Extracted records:
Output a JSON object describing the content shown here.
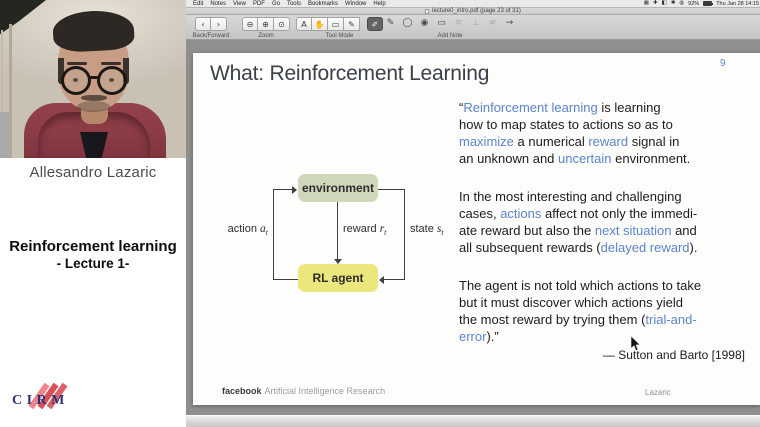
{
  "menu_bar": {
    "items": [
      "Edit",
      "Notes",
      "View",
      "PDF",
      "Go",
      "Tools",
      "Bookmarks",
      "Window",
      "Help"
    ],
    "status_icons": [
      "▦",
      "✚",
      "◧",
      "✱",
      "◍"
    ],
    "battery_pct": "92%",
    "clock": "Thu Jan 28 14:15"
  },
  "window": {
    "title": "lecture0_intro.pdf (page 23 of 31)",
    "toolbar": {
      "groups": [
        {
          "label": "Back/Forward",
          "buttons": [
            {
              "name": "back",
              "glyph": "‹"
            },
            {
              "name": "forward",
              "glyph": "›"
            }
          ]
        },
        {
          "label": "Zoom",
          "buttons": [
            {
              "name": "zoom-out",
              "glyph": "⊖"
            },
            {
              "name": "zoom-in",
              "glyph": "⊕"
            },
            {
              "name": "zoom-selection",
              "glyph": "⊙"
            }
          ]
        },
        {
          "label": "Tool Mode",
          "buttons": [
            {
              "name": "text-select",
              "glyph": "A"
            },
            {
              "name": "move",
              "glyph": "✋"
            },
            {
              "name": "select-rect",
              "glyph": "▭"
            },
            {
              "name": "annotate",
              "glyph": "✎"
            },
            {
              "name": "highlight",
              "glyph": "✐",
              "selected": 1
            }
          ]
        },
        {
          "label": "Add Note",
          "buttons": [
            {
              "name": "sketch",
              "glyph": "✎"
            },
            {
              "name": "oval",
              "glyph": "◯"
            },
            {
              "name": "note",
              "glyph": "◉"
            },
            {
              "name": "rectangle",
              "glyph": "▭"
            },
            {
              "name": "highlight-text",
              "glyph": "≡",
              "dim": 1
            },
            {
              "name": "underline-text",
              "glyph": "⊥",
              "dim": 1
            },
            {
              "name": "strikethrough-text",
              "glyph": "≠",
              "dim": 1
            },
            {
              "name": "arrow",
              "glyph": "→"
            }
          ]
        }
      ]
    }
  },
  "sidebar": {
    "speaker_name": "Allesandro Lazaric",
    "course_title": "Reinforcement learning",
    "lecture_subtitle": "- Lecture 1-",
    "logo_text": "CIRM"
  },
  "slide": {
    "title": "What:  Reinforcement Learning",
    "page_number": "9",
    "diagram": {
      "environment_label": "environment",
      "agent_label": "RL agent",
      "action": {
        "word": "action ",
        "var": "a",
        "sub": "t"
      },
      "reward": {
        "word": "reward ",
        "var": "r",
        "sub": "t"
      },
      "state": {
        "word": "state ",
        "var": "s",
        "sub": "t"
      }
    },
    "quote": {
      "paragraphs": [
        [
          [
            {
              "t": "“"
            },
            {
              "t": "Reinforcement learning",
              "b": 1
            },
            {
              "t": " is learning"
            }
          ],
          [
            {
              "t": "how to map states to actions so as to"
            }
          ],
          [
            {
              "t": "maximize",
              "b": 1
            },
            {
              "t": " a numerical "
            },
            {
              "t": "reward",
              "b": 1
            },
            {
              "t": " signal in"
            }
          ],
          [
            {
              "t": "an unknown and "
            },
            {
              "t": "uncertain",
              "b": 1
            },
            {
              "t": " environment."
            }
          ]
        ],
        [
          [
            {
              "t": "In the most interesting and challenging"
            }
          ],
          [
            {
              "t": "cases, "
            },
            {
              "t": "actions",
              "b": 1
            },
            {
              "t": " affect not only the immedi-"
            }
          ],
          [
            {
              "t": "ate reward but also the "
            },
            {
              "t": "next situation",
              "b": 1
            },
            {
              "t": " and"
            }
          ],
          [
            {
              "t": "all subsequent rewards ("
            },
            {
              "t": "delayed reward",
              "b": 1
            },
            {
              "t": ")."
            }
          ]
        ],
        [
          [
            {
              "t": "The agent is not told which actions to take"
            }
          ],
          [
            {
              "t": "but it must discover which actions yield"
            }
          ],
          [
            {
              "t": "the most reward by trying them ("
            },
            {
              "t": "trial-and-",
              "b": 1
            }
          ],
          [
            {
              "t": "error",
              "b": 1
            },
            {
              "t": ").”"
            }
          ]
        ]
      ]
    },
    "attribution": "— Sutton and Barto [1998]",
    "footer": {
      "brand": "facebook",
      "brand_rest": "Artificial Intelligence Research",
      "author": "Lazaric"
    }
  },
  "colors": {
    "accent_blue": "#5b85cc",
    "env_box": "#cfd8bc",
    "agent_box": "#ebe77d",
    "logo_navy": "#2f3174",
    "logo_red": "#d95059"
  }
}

---

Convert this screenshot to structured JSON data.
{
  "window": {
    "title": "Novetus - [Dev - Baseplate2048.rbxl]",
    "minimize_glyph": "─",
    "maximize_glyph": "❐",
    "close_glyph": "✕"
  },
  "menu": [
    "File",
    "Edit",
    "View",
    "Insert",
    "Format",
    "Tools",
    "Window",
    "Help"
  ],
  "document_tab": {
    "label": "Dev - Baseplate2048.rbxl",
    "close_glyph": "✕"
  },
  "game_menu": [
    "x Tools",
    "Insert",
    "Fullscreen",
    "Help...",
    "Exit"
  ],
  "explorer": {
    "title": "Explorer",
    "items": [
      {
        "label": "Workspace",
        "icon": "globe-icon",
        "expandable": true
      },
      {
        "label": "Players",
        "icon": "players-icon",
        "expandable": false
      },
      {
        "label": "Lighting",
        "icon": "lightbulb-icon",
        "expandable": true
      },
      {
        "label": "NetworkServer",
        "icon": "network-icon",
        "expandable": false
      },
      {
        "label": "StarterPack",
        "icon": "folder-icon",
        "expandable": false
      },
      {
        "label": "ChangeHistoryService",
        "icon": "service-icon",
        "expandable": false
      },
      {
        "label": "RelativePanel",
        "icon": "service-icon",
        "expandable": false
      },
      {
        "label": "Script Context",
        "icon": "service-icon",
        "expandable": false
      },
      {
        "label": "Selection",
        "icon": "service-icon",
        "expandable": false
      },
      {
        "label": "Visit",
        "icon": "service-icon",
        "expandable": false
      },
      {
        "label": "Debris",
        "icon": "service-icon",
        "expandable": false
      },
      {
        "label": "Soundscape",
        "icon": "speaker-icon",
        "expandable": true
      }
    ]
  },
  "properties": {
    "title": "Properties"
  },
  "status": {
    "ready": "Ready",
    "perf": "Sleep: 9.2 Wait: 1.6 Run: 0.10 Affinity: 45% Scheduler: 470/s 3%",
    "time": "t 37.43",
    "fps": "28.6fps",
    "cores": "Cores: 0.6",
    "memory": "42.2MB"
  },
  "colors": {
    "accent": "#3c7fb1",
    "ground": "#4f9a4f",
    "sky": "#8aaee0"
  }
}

- **Given exercise**:
Check each line of the data above for the word "environment", then state how many lines have it. Give the number alone.

- **Result for this exercise**:
2